- **Requirement**
Omit the pictures, then write out every entry exactly as it reads.

-- Begin Records --

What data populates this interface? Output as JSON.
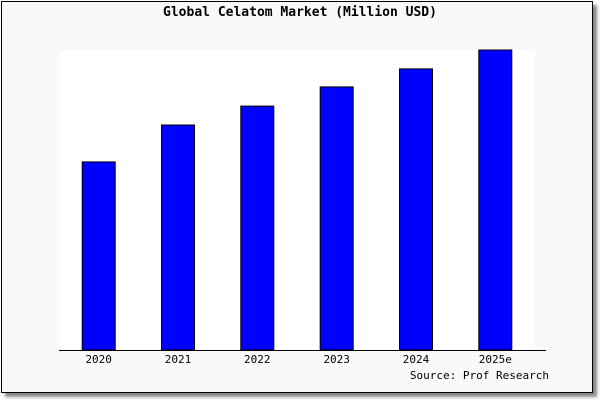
{
  "chart_data": {
    "type": "bar",
    "title": "Global Celatom Market (Million USD)",
    "categories": [
      "2020",
      "2021",
      "2022",
      "2023",
      "2024",
      "2025e"
    ],
    "values": [
      62.7,
      75.0,
      81.3,
      87.7,
      93.7,
      100
    ],
    "value_note_scale": "relative, 2025e = 100 (no y-axis printed)",
    "ylim": [
      0,
      100
    ],
    "xlabel": "",
    "ylabel": "",
    "grid": false,
    "bar_color": "#0000ff",
    "bar_edge_color": "#000000",
    "source": "Source: Prof Research"
  }
}
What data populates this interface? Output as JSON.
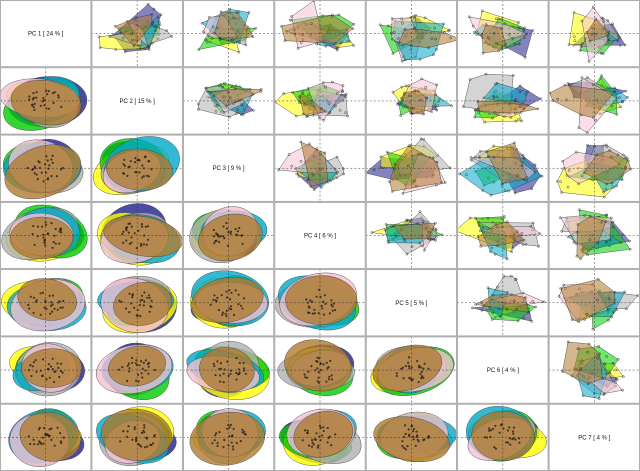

-- End Records --

- **Result**
What data populates this interface? Output as JSON.
{
  "chart_data": {
    "type": "bar",
    "title": "Global Celatom Market (Million USD)",
    "categories": [
      "2020",
      "2021",
      "2022",
      "2023",
      "2024",
      "2025e"
    ],
    "values": [
      62.7,
      75.0,
      81.3,
      87.7,
      93.7,
      100
    ],
    "value_note_scale": "relative, 2025e = 100 (no y-axis printed)",
    "ylim": [
      0,
      100
    ],
    "xlabel": "",
    "ylabel": "",
    "grid": false,
    "bar_color": "#0000ff",
    "bar_edge_color": "#000000",
    "source": "Source: Prof Research"
  }
}
What data populates this interface? Output as JSON.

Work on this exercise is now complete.